----- KUTIPAN TEKS -----

Menatap
senja hari ini tidak pernah sama seperti menatap senja kemarin. Kenapa? karena
ternyata senja (telah) berubah.
Waktu
telah mengubah senja menjadi lebih jingga ternyata. Karena waktu, senja yang
pernah ku tatap dahulu kini tidak lagi sama. Karena waktu, senja yang dulu
pernah membuat air mata rindu kini berubah menjadi air mata luka, duka. Bukan hanya
karena waktu, tetapi mungkin juga karena langit. Langit telah mengubahnya hingga
terlihat benar-benar jingga, maka tangis itu akan pecah segera.
Menatap
senja, membuatku rindu akan tawa. Sebuah kebiasaan yang dulu selalu melengkapi
hari-hariku. Ketika hanya senja yang selalu bersedia membuatku tertawa, bahkan
dalam keadaan sakit sekalipun. Ketika hanya senja yang mampu berada disisiku,
menguatkanku, meskipun mata-mata itu tidak pernah jera menatapku seperti
seonggok daging yang tak mampu berjalan. Ketika hanya senja, dimana air mata
mengalir disitu pula ia selalu mampu mengubah air mata ini menjadi tawa.

----- INFORMASI YANG DITAMPILKAN -----

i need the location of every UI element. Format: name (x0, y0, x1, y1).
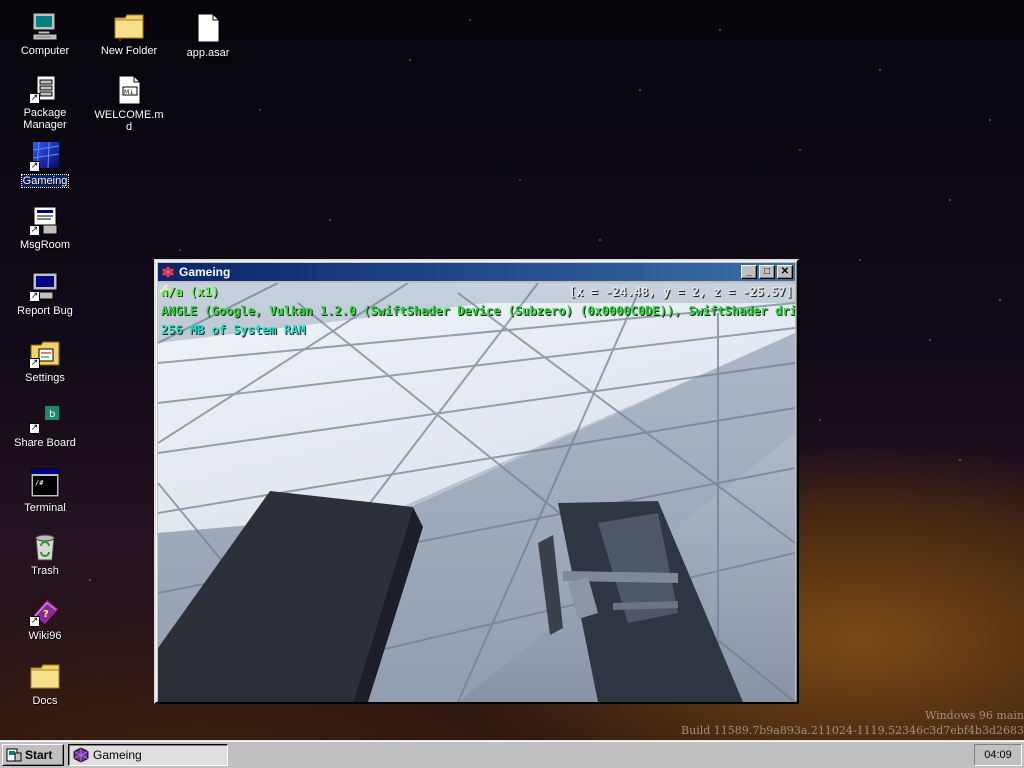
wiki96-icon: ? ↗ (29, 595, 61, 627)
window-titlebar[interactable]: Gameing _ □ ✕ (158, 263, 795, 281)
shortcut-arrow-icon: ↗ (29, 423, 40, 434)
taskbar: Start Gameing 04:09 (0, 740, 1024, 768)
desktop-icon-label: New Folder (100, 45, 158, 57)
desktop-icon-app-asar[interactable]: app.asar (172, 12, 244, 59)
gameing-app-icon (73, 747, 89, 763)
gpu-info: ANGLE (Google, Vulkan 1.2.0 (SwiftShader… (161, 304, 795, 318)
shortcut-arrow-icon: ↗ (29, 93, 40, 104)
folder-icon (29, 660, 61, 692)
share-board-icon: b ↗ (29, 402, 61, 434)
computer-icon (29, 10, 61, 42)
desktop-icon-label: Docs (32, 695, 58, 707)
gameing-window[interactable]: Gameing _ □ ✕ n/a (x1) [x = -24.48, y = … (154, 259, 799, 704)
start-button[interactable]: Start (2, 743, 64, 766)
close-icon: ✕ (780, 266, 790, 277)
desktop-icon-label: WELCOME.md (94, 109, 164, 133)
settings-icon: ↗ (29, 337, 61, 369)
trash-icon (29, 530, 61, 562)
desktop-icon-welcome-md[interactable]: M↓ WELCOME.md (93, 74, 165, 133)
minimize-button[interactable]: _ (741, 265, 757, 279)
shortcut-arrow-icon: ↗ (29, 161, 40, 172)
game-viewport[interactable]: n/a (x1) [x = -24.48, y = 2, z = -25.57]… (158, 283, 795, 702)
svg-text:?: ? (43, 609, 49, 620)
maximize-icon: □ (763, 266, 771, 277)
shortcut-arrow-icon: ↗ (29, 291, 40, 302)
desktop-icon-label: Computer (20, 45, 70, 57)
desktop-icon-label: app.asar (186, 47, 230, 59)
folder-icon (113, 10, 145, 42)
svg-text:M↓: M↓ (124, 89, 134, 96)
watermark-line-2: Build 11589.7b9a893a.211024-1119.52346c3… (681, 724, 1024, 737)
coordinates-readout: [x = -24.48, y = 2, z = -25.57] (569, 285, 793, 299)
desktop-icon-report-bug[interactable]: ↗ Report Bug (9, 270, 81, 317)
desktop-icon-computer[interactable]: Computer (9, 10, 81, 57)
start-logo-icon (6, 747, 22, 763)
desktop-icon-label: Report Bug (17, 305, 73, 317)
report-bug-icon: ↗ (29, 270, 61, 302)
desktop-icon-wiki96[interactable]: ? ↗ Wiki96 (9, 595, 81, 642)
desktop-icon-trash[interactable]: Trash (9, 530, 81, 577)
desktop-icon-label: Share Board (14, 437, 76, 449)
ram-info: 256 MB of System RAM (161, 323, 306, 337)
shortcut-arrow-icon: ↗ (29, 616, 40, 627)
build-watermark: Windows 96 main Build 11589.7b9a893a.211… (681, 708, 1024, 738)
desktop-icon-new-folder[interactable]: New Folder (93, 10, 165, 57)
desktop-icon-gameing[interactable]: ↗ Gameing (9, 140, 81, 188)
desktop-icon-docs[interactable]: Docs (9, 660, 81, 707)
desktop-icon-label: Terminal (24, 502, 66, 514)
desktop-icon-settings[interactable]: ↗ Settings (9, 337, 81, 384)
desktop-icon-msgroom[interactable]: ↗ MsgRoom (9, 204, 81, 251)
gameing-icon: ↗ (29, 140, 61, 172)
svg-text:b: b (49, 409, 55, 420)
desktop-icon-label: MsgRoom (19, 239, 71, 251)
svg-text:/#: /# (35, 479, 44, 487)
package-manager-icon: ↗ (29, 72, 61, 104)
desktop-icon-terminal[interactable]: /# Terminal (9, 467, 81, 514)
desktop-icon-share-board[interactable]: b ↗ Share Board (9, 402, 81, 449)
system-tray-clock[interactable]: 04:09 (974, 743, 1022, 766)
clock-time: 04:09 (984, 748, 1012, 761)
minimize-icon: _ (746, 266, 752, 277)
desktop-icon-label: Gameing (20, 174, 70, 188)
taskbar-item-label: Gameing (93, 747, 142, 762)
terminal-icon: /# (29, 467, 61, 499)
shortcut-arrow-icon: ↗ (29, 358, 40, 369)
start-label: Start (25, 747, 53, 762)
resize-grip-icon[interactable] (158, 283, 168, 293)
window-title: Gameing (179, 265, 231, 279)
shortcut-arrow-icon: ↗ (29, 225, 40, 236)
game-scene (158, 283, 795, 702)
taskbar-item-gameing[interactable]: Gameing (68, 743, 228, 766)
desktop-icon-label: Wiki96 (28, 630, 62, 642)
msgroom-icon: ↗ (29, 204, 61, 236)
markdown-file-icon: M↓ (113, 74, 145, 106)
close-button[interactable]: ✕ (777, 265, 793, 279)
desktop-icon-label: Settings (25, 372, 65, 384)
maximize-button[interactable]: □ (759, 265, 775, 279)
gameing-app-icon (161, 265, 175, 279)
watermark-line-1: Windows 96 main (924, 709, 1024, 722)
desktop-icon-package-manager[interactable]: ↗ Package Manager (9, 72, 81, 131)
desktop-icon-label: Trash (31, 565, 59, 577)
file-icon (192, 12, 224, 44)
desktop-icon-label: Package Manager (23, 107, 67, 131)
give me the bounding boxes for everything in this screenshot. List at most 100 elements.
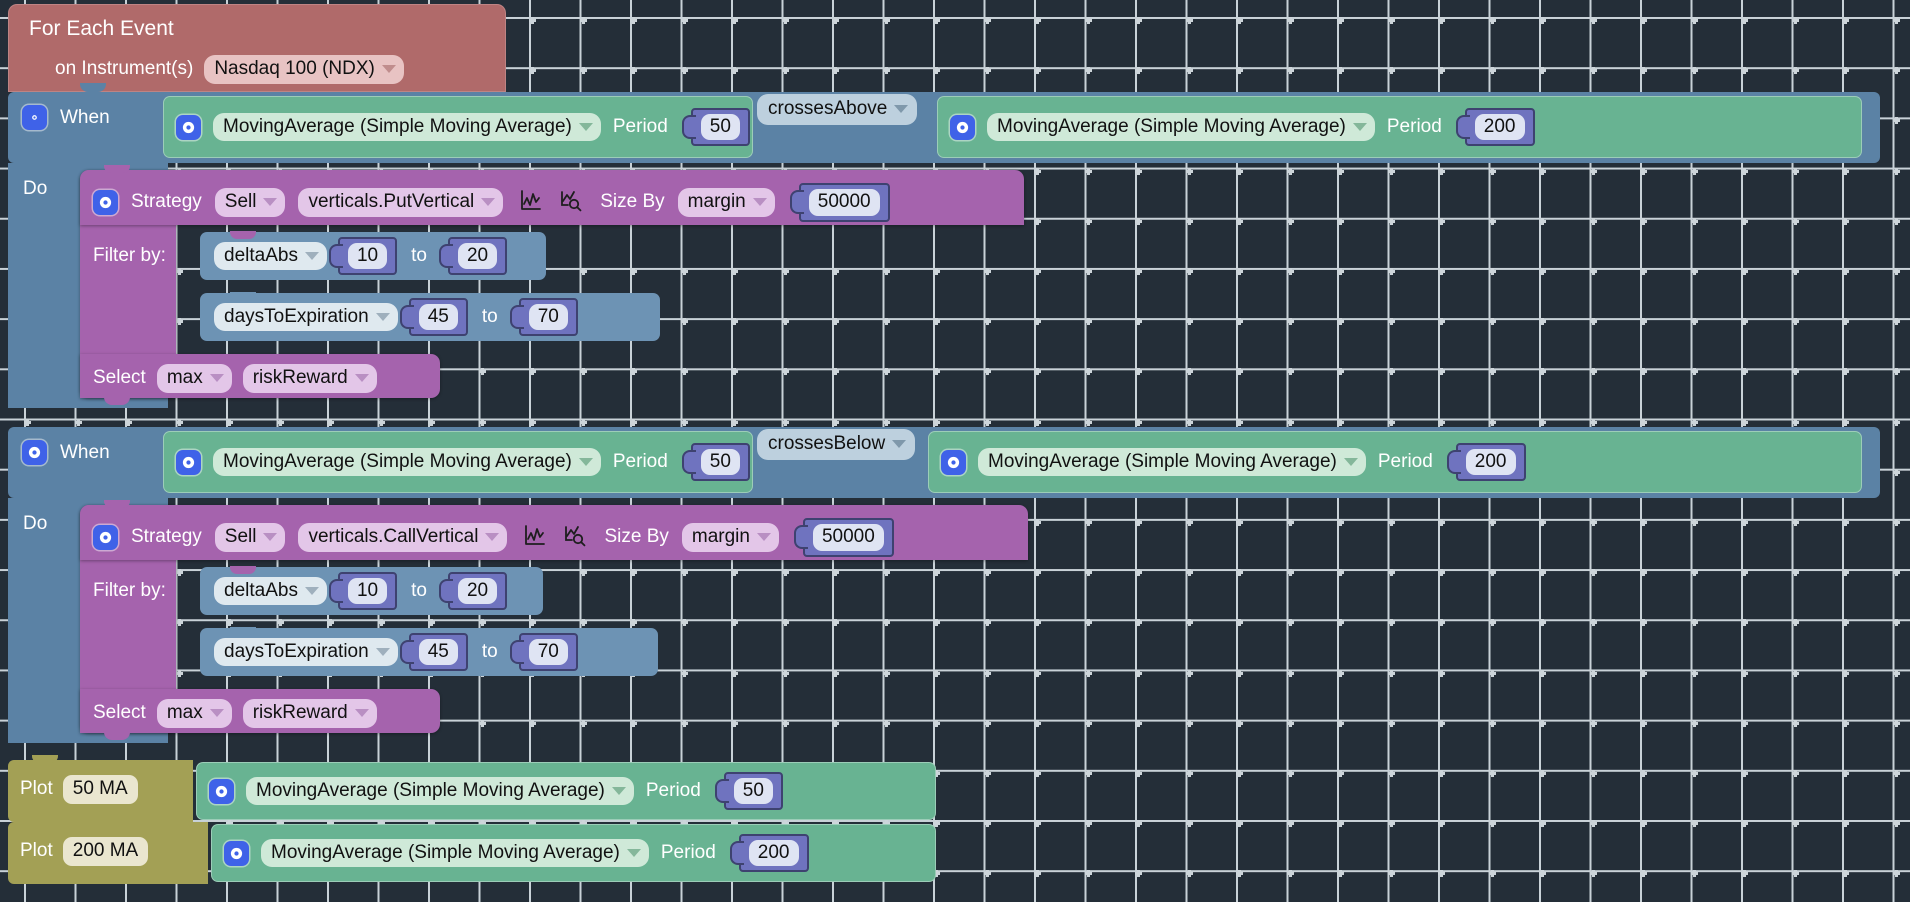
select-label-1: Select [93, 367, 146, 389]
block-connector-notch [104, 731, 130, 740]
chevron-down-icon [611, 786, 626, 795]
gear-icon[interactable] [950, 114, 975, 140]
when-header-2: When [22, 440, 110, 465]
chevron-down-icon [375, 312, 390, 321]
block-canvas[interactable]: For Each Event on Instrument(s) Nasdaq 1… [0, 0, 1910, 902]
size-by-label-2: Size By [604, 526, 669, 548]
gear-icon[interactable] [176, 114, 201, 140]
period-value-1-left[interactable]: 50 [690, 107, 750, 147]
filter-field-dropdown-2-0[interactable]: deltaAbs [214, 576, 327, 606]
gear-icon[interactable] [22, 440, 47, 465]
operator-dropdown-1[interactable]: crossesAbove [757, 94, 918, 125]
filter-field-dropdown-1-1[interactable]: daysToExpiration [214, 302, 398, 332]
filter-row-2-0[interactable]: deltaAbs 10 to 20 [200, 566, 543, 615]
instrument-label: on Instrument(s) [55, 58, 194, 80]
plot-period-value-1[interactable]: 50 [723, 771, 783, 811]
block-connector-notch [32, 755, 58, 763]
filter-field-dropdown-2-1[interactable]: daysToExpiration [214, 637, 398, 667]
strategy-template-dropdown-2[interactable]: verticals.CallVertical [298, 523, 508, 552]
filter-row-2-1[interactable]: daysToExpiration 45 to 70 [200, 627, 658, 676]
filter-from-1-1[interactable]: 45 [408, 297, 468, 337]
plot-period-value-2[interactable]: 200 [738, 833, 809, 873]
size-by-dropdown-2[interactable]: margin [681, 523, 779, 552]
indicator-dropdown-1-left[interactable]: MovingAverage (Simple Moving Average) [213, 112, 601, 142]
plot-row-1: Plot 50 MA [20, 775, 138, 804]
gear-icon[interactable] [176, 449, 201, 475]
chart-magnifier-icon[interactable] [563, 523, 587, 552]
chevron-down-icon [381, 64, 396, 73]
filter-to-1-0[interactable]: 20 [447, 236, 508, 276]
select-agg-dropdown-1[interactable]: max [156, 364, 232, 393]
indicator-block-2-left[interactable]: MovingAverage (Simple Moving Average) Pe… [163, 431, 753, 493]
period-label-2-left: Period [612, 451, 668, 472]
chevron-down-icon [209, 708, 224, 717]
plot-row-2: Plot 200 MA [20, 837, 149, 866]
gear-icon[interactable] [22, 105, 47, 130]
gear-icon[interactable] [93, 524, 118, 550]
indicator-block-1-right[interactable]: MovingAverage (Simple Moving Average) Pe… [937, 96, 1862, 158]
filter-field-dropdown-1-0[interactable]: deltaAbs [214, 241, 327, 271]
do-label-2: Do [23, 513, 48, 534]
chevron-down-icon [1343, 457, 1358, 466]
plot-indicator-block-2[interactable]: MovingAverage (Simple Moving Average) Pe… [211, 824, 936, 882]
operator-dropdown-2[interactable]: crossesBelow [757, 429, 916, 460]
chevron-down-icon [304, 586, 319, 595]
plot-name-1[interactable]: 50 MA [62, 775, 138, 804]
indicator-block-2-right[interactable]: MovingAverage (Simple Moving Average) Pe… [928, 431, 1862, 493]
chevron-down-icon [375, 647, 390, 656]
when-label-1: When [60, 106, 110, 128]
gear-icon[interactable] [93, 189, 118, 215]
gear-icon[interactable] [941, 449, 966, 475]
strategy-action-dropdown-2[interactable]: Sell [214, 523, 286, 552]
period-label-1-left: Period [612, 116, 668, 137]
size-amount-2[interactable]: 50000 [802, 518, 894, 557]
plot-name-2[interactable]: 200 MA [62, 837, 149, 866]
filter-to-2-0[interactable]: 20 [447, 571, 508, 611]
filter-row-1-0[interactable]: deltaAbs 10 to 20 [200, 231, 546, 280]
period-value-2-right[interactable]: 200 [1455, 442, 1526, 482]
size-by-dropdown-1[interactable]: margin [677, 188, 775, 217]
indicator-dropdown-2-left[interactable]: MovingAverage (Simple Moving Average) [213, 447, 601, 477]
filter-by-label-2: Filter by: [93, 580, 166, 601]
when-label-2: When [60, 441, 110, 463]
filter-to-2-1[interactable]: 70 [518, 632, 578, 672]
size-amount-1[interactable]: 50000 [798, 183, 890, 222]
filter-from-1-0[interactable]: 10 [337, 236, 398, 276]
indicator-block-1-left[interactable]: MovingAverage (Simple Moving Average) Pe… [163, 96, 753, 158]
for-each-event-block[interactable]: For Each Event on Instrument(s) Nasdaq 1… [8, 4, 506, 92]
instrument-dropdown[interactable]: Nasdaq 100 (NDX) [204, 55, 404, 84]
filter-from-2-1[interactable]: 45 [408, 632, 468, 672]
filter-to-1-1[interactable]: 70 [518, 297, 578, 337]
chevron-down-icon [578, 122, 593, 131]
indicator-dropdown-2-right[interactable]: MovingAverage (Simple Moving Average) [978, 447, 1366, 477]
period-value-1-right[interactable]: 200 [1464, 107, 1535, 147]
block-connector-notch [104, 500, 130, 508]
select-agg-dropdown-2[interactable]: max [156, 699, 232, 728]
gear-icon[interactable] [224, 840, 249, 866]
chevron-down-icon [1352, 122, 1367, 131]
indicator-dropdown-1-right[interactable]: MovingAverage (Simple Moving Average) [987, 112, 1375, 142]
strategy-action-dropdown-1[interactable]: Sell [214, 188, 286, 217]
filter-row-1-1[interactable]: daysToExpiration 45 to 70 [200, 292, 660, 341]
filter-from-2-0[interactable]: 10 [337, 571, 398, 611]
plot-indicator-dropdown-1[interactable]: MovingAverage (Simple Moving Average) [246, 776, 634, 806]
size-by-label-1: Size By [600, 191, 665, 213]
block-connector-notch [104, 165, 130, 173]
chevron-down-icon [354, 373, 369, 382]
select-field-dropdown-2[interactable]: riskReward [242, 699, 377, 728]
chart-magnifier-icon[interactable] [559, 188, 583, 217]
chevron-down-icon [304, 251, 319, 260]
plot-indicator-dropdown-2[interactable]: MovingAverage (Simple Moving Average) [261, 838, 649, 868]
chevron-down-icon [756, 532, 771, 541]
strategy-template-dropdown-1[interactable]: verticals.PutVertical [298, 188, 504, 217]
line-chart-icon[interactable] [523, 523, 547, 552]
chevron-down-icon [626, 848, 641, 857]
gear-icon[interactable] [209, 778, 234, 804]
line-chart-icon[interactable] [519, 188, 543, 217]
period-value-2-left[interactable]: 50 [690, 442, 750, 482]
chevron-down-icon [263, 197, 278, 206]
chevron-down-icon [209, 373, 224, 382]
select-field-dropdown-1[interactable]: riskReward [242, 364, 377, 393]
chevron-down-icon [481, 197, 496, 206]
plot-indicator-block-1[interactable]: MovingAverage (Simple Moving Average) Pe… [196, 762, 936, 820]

-----

» RINCIAN SOAL
Salinlah setiap kalimat dalam teks tentang senja yang diawali frasa "Ketika hanya senja". Butir-butir tersebut sama sekali tidak digunakan di sini.

» HASIL TUGAS
1. Ketika hanya senja yang selalu bersedia membuatku tertawa, bahkan dalam keadaan sakit sekalipun.
2. Ketika hanya senja yang mampu berada disisiku, menguatkanku, meskipun mata-mata itu tidak pernah jera menatapku seperti seonggok daging yang tak mampu berjalan.
3. Ketika hanya senja, dimana air mata mengalir disitu pula ia selalu mampu mengubah air mata ini menjadi tawa.